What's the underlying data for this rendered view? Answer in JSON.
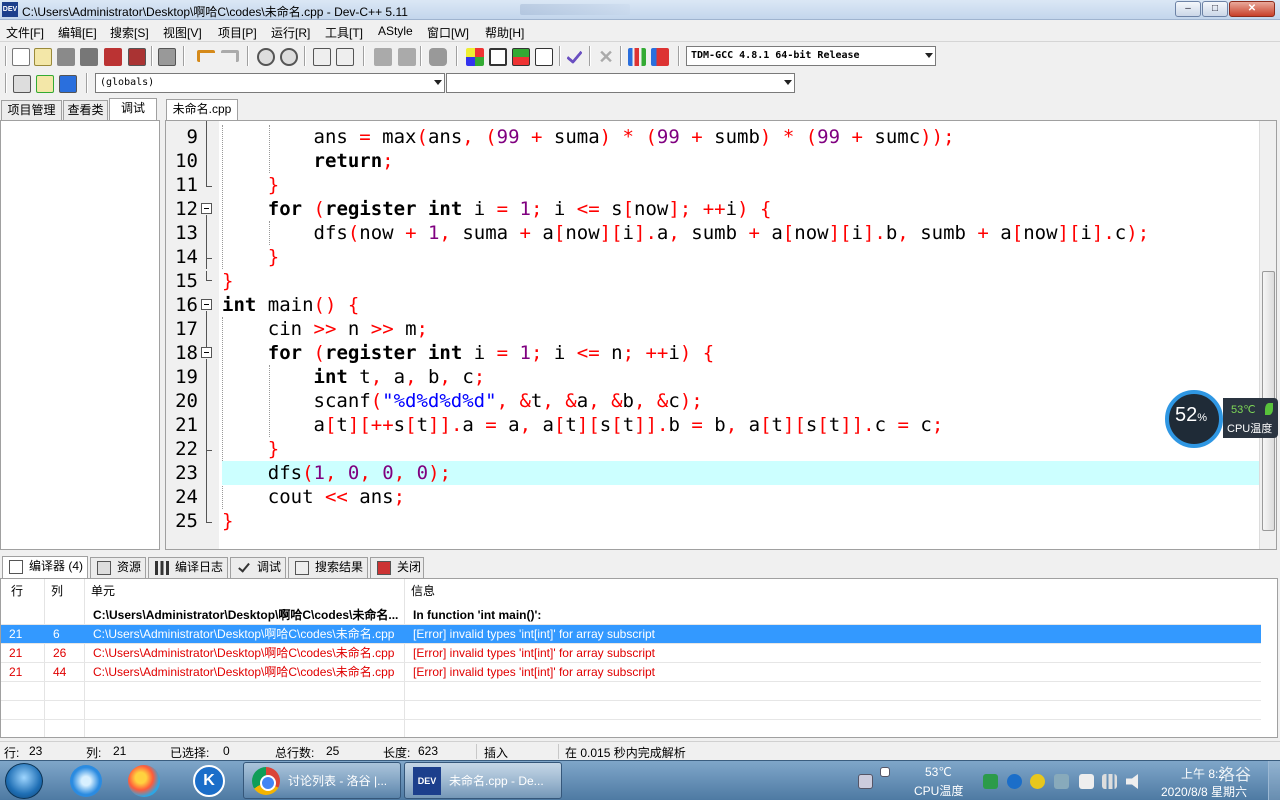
{
  "window": {
    "title": "C:\\Users\\Administrator\\Desktop\\啊哈C\\codes\\未命名.cpp - Dev-C++ 5.11",
    "app_icon_label": "DEV",
    "controls": {
      "minimize": "–",
      "maximize": "□",
      "close": "✕"
    }
  },
  "menu": [
    "文件[F]",
    "编辑[E]",
    "搜索[S]",
    "视图[V]",
    "项目[P]",
    "运行[R]",
    "工具[T]",
    "AStyle",
    "窗口[W]",
    "帮助[H]"
  ],
  "toolbar": {
    "compiler_select": "TDM-GCC 4.8.1 64-bit Release",
    "scope_select": "(globals)",
    "function_select": ""
  },
  "left_panel": {
    "tabs": [
      "项目管理",
      "查看类",
      "调试"
    ],
    "active_tab": "调试"
  },
  "editor": {
    "file_tab": "未命名.cpp",
    "current_line": 23,
    "line_numbers": [
      "9",
      "10",
      "11",
      "12",
      "13",
      "14",
      "15",
      "16",
      "17",
      "18",
      "19",
      "20",
      "21",
      "22",
      "23",
      "24",
      "25"
    ],
    "source_lines": [
      "        ans = max(ans, (99 + suma) * (99 + sumb) * (99 + sumc));",
      "        return;",
      "    }",
      "    for (register int i = 1; i <= s[now]; ++i) {",
      "        dfs(now + 1, suma + a[now][i].a, sumb + a[now][i].b, sumb + a[now][i].c);",
      "    }",
      "}",
      "int main() {",
      "    cin >> n >> m;",
      "    for (register int i = 1; i <= n; ++i) {",
      "        int t, a, b, c;",
      "        scanf(\"%d%d%d%d\", &t, &a, &b, &c);",
      "        a[t][++s[t]].a = a, a[t][s[t]].b = b, a[t][s[t]].c = c;",
      "    }",
      "    dfs(1, 0, 0, 0);",
      "    cout << ans;",
      "}"
    ]
  },
  "cpu_widget": {
    "percent": "52",
    "percent_sign": "%",
    "temperature": "53℃",
    "label": "CPU温度"
  },
  "bottom_tabs": [
    "编译器 (4)",
    "资源",
    "编译日志",
    "调试",
    "搜索结果",
    "关闭"
  ],
  "messages": {
    "columns": [
      "行",
      "列",
      "单元",
      "信息"
    ],
    "rows": [
      {
        "line": "",
        "col": "",
        "unit": "C:\\Users\\Administrator\\Desktop\\啊哈C\\codes\\未命名...",
        "message": "In function 'int main()':"
      },
      {
        "line": "21",
        "col": "6",
        "unit": "C:\\Users\\Administrator\\Desktop\\啊哈C\\codes\\未命名.cpp",
        "message": "[Error] invalid types 'int[int]' for array subscript"
      },
      {
        "line": "21",
        "col": "26",
        "unit": "C:\\Users\\Administrator\\Desktop\\啊哈C\\codes\\未命名.cpp",
        "message": "[Error] invalid types 'int[int]' for array subscript"
      },
      {
        "line": "21",
        "col": "44",
        "unit": "C:\\Users\\Administrator\\Desktop\\啊哈C\\codes\\未命名.cpp",
        "message": "[Error] invalid types 'int[int]' for array subscript"
      }
    ]
  },
  "status": {
    "line_label": "行:",
    "line_value": "23",
    "col_label": "列:",
    "col_value": "21",
    "selected_label": "已选择:",
    "selected_value": "0",
    "total_label": "总行数:",
    "total_value": "25",
    "length_label": "长度:",
    "length_value": "623",
    "mode": "插入",
    "parse_time": "在 0.015 秒内完成解析"
  },
  "taskbar": {
    "tasks": [
      {
        "label": "讨论列表 - 洛谷 |...",
        "icon": "chrome-icon"
      },
      {
        "label": "未命名.cpp - De...",
        "icon": "devcpp-icon"
      }
    ],
    "pinned_k_label": "K",
    "tray_temperature": "53℃",
    "tray_temperature_label": "CPU温度",
    "clock_time": "上午 8:2",
    "clock_date": "2020/8/8 星期六",
    "watermark": "洛谷"
  },
  "colors": {
    "keyword": "#000000",
    "symbol": "#ff0000",
    "number": "#800080",
    "string": "#0000ff",
    "current_line_bg": "#ccffff",
    "selected_row_bg": "#3399ff",
    "error_text": "#e00000"
  }
}
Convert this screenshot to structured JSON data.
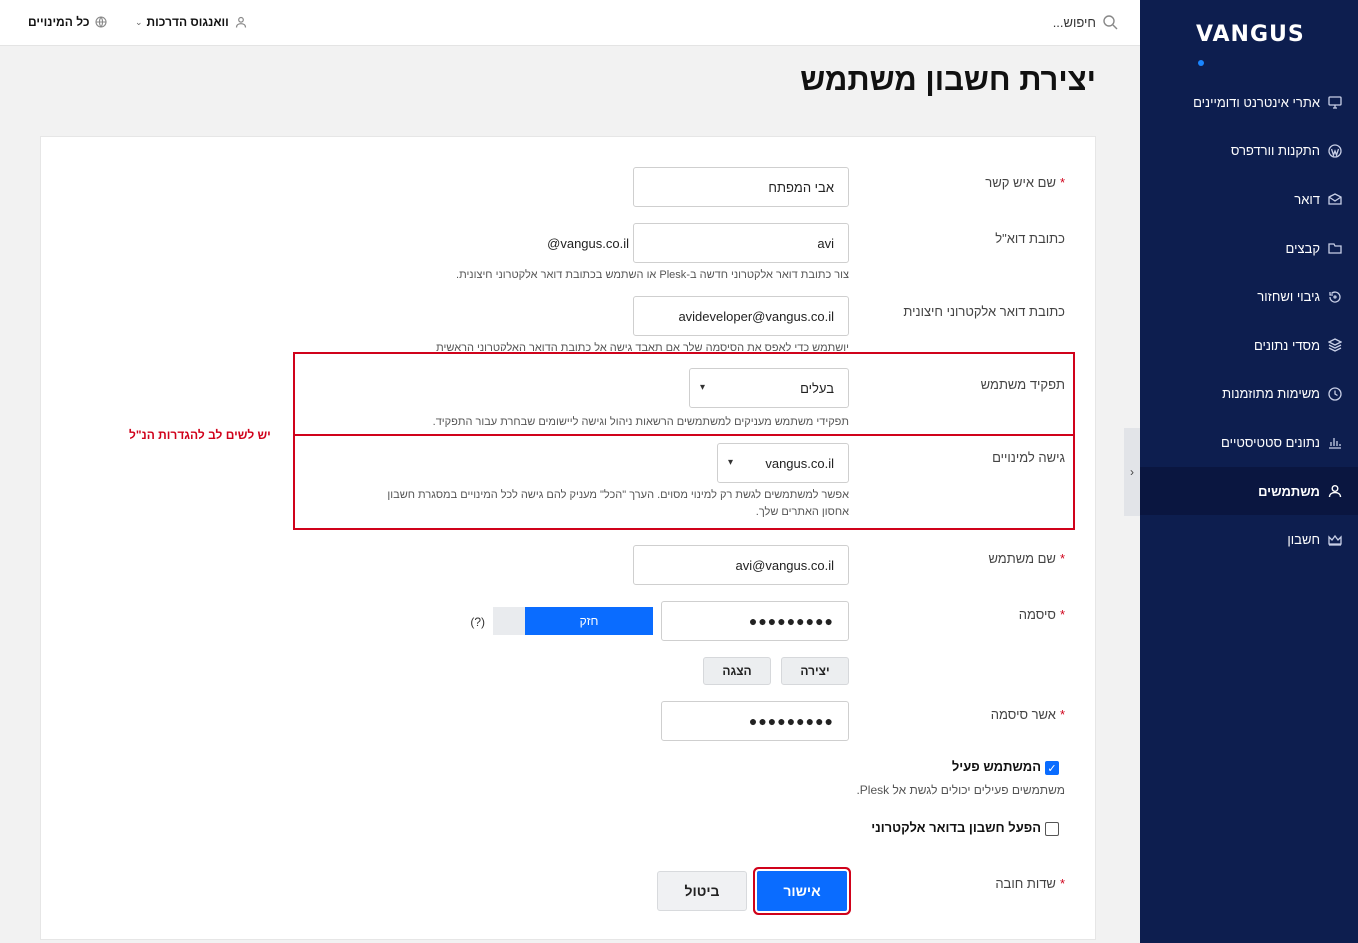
{
  "brand": {
    "logo_text": "VANGUS",
    "accent": "#1a86ff",
    "sidebar_bg": "#0d1e4f"
  },
  "topbar": {
    "search_placeholder": "חיפוש...",
    "user_name": "וואנגוס הדרכות",
    "subscriptions_label": "כל המינויים"
  },
  "sidebar": {
    "items": [
      {
        "label": "אתרי אינטרנט ודומיינים",
        "icon": "monitor-icon"
      },
      {
        "label": "התקנות וורדפרס",
        "icon": "wordpress-icon"
      },
      {
        "label": "דואר",
        "icon": "mail-icon"
      },
      {
        "label": "קבצים",
        "icon": "folder-icon"
      },
      {
        "label": "גיבוי ושחזור",
        "icon": "backup-icon"
      },
      {
        "label": "מסדי נתונים",
        "icon": "database-icon"
      },
      {
        "label": "משימות מתוזמנות",
        "icon": "clock-icon"
      },
      {
        "label": "נתונים סטטיסטיים",
        "icon": "chart-icon"
      },
      {
        "label": "משתמשים",
        "icon": "user-icon",
        "active": true
      },
      {
        "label": "חשבון",
        "icon": "crown-icon"
      }
    ]
  },
  "page": {
    "title": "יצירת חשבון משתמש"
  },
  "form": {
    "contact_name": {
      "label": "שם איש קשר",
      "value": "אבי המפתח"
    },
    "email": {
      "label": "כתובת דוא\"ל",
      "value": "avi",
      "domain": "@vangus.co.il",
      "hint": "צור כתובת דואר אלקטרוני חדשה ב-Plesk או השתמש בכתובת דואר אלקטרוני חיצונית."
    },
    "external_email": {
      "label": "כתובת דואר אלקטרוני חיצונית",
      "value": "avideveloper@vangus.co.il",
      "hint": "יושתמש כדי לאפס את הסיסמה שלך אם תאבד גישה אל כתובת הדואר האלקטרוני הראשית"
    },
    "role": {
      "label": "תפקיד משתמש",
      "value": "בעלים",
      "hint": "תפקידי משתמש מעניקים למשתמשים הרשאות ניהול וגישה ליישומים שבחרת עבור התפקיד."
    },
    "subscription_access": {
      "label": "גישה למינויים",
      "value": "vangus.co.il",
      "hint_line1": "אפשר למשתמשים לגשת רק למינוי מסוים. הערך \"הכל\" מעניק להם גישה לכל המינויים במסגרת חשבון",
      "hint_line2": "אחסון האתרים שלך."
    },
    "annotation": "יש לשים לב להגדרות הנ\"ל",
    "username": {
      "label": "שם משתמש",
      "value": "avi@vangus.co.il"
    },
    "password": {
      "label": "סיסמה",
      "value": "●●●●●●●●●",
      "strength_label": "חזק",
      "strength_fraction": 0.8,
      "help": "(?)",
      "generate_label": "יצירה",
      "show_label": "הצגה"
    },
    "confirm_password": {
      "label": "אשר סיסמה",
      "value": "●●●●●●●●●"
    },
    "active_user": {
      "label": "המשתמש פעיל",
      "checked": true,
      "hint": "משתמשים פעילים יכולים לגשת אל Plesk."
    },
    "mail_account": {
      "label": "הפעל חשבון בדואר אלקטרוני",
      "checked": false
    },
    "required_note": "שדות חובה",
    "required_marker": "*",
    "ok_label": "אישור",
    "cancel_label": "ביטול"
  }
}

------------

• [Task brief]: Omit every picture, and otherwise quote the entries exactly.

• [Result]:
What's the underlying data for this rendered view? Answer in JSON.
{
  "window": {
    "title": "C:\\Users\\Administrator\\Desktop\\啊哈C\\codes\\未命名.cpp - Dev-C++ 5.11",
    "app_icon_label": "DEV",
    "controls": {
      "minimize": "–",
      "maximize": "□",
      "close": "✕"
    }
  },
  "menu": [
    "文件[F]",
    "编辑[E]",
    "搜索[S]",
    "视图[V]",
    "项目[P]",
    "运行[R]",
    "工具[T]",
    "AStyle",
    "窗口[W]",
    "帮助[H]"
  ],
  "toolbar": {
    "compiler_select": "TDM-GCC 4.8.1 64-bit Release",
    "scope_select": "(globals)",
    "function_select": ""
  },
  "left_panel": {
    "tabs": [
      "项目管理",
      "查看类",
      "调试"
    ],
    "active_tab": "调试"
  },
  "editor": {
    "file_tab": "未命名.cpp",
    "current_line": 23,
    "line_numbers": [
      "9",
      "10",
      "11",
      "12",
      "13",
      "14",
      "15",
      "16",
      "17",
      "18",
      "19",
      "20",
      "21",
      "22",
      "23",
      "24",
      "25"
    ],
    "source_lines": [
      "        ans = max(ans, (99 + suma) * (99 + sumb) * (99 + sumc));",
      "        return;",
      "    }",
      "    for (register int i = 1; i <= s[now]; ++i) {",
      "        dfs(now + 1, suma + a[now][i].a, sumb + a[now][i].b, sumb + a[now][i].c);",
      "    }",
      "}",
      "int main() {",
      "    cin >> n >> m;",
      "    for (register int i = 1; i <= n; ++i) {",
      "        int t, a, b, c;",
      "        scanf(\"%d%d%d%d\", &t, &a, &b, &c);",
      "        a[t][++s[t]].a = a, a[t][s[t]].b = b, a[t][s[t]].c = c;",
      "    }",
      "    dfs(1, 0, 0, 0);",
      "    cout << ans;",
      "}"
    ]
  },
  "cpu_widget": {
    "percent": "52",
    "percent_sign": "%",
    "temperature": "53℃",
    "label": "CPU温度"
  },
  "bottom_tabs": [
    "编译器 (4)",
    "资源",
    "编译日志",
    "调试",
    "搜索结果",
    "关闭"
  ],
  "messages": {
    "columns": [
      "行",
      "列",
      "单元",
      "信息"
    ],
    "rows": [
      {
        "line": "",
        "col": "",
        "unit": "C:\\Users\\Administrator\\Desktop\\啊哈C\\codes\\未命名...",
        "message": "In function 'int main()':"
      },
      {
        "line": "21",
        "col": "6",
        "unit": "C:\\Users\\Administrator\\Desktop\\啊哈C\\codes\\未命名.cpp",
        "message": "[Error] invalid types 'int[int]' for array subscript"
      },
      {
        "line": "21",
        "col": "26",
        "unit": "C:\\Users\\Administrator\\Desktop\\啊哈C\\codes\\未命名.cpp",
        "message": "[Error] invalid types 'int[int]' for array subscript"
      },
      {
        "line": "21",
        "col": "44",
        "unit": "C:\\Users\\Administrator\\Desktop\\啊哈C\\codes\\未命名.cpp",
        "message": "[Error] invalid types 'int[int]' for array subscript"
      }
    ]
  },
  "status": {
    "line_label": "行:",
    "line_value": "23",
    "col_label": "列:",
    "col_value": "21",
    "selected_label": "已选择:",
    "selected_value": "0",
    "total_label": "总行数:",
    "total_value": "25",
    "length_label": "长度:",
    "length_value": "623",
    "mode": "插入",
    "parse_time": "在 0.015 秒内完成解析"
  },
  "taskbar": {
    "tasks": [
      {
        "label": "讨论列表 - 洛谷 |...",
        "icon": "chrome-icon"
      },
      {
        "label": "未命名.cpp - De...",
        "icon": "devcpp-icon"
      }
    ],
    "pinned_k_label": "K",
    "tray_temperature": "53℃",
    "tray_temperature_label": "CPU温度",
    "clock_time": "上午 8:2",
    "clock_date": "2020/8/8 星期六",
    "watermark": "洛谷"
  },
  "colors": {
    "keyword": "#000000",
    "symbol": "#ff0000",
    "number": "#800080",
    "string": "#0000ff",
    "current_line_bg": "#ccffff",
    "selected_row_bg": "#3399ff",
    "error_text": "#e00000"
  }
}
Convert this screenshot to structured JSON data.
{
  "brand": {
    "logo_text": "VANGUS",
    "accent": "#1a86ff",
    "sidebar_bg": "#0d1e4f"
  },
  "topbar": {
    "search_placeholder": "חיפוש...",
    "user_name": "וואנגוס הדרכות",
    "subscriptions_label": "כל המינויים"
  },
  "sidebar": {
    "items": [
      {
        "label": "אתרי אינטרנט ודומיינים",
        "icon": "monitor-icon"
      },
      {
        "label": "התקנות וורדפרס",
        "icon": "wordpress-icon"
      },
      {
        "label": "דואר",
        "icon": "mail-icon"
      },
      {
        "label": "קבצים",
        "icon": "folder-icon"
      },
      {
        "label": "גיבוי ושחזור",
        "icon": "backup-icon"
      },
      {
        "label": "מסדי נתונים",
        "icon": "database-icon"
      },
      {
        "label": "משימות מתוזמנות",
        "icon": "clock-icon"
      },
      {
        "label": "נתונים סטטיסטיים",
        "icon": "chart-icon"
      },
      {
        "label": "משתמשים",
        "icon": "user-icon",
        "active": true
      },
      {
        "label": "חשבון",
        "icon": "crown-icon"
      }
    ]
  },
  "page": {
    "title": "יצירת חשבון משתמש"
  },
  "form": {
    "contact_name": {
      "label": "שם איש קשר",
      "value": "אבי המפתח"
    },
    "email": {
      "label": "כתובת דוא\"ל",
      "value": "avi",
      "domain": "@vangus.co.il",
      "hint": "צור כתובת דואר אלקטרוני חדשה ב-Plesk או השתמש בכתובת דואר אלקטרוני חיצונית."
    },
    "external_email": {
      "label": "כתובת דואר אלקטרוני חיצונית",
      "value": "avideveloper@vangus.co.il",
      "hint": "יושתמש כדי לאפס את הסיסמה שלך אם תאבד גישה אל כתובת הדואר האלקטרוני הראשית"
    },
    "role": {
      "label": "תפקיד משתמש",
      "value": "בעלים",
      "hint": "תפקידי משתמש מעניקים למשתמשים הרשאות ניהול וגישה ליישומים שבחרת עבור התפקיד."
    },
    "subscription_access": {
      "label": "גישה למינויים",
      "value": "vangus.co.il",
      "hint_line1": "אפשר למשתמשים לגשת רק למינוי מסוים. הערך \"הכל\" מעניק להם גישה לכל המינויים במסגרת חשבון",
      "hint_line2": "אחסון האתרים שלך."
    },
    "annotation": "יש לשים לב להגדרות הנ\"ל",
    "username": {
      "label": "שם משתמש",
      "value": "avi@vangus.co.il"
    },
    "password": {
      "label": "סיסמה",
      "value": "●●●●●●●●●",
      "strength_label": "חזק",
      "strength_fraction": 0.8,
      "help": "(?)",
      "generate_label": "יצירה",
      "show_label": "הצגה"
    },
    "confirm_password": {
      "label": "אשר סיסמה",
      "value": "●●●●●●●●●"
    },
    "active_user": {
      "label": "המשתמש פעיל",
      "checked": true,
      "hint": "משתמשים פעילים יכולים לגשת אל Plesk."
    },
    "mail_account": {
      "label": "הפעל חשבון בדואר אלקטרוני",
      "checked": false
    },
    "required_note": "שדות חובה",
    "required_marker": "*",
    "ok_label": "אישור",
    "cancel_label": "ביטול"
  }
}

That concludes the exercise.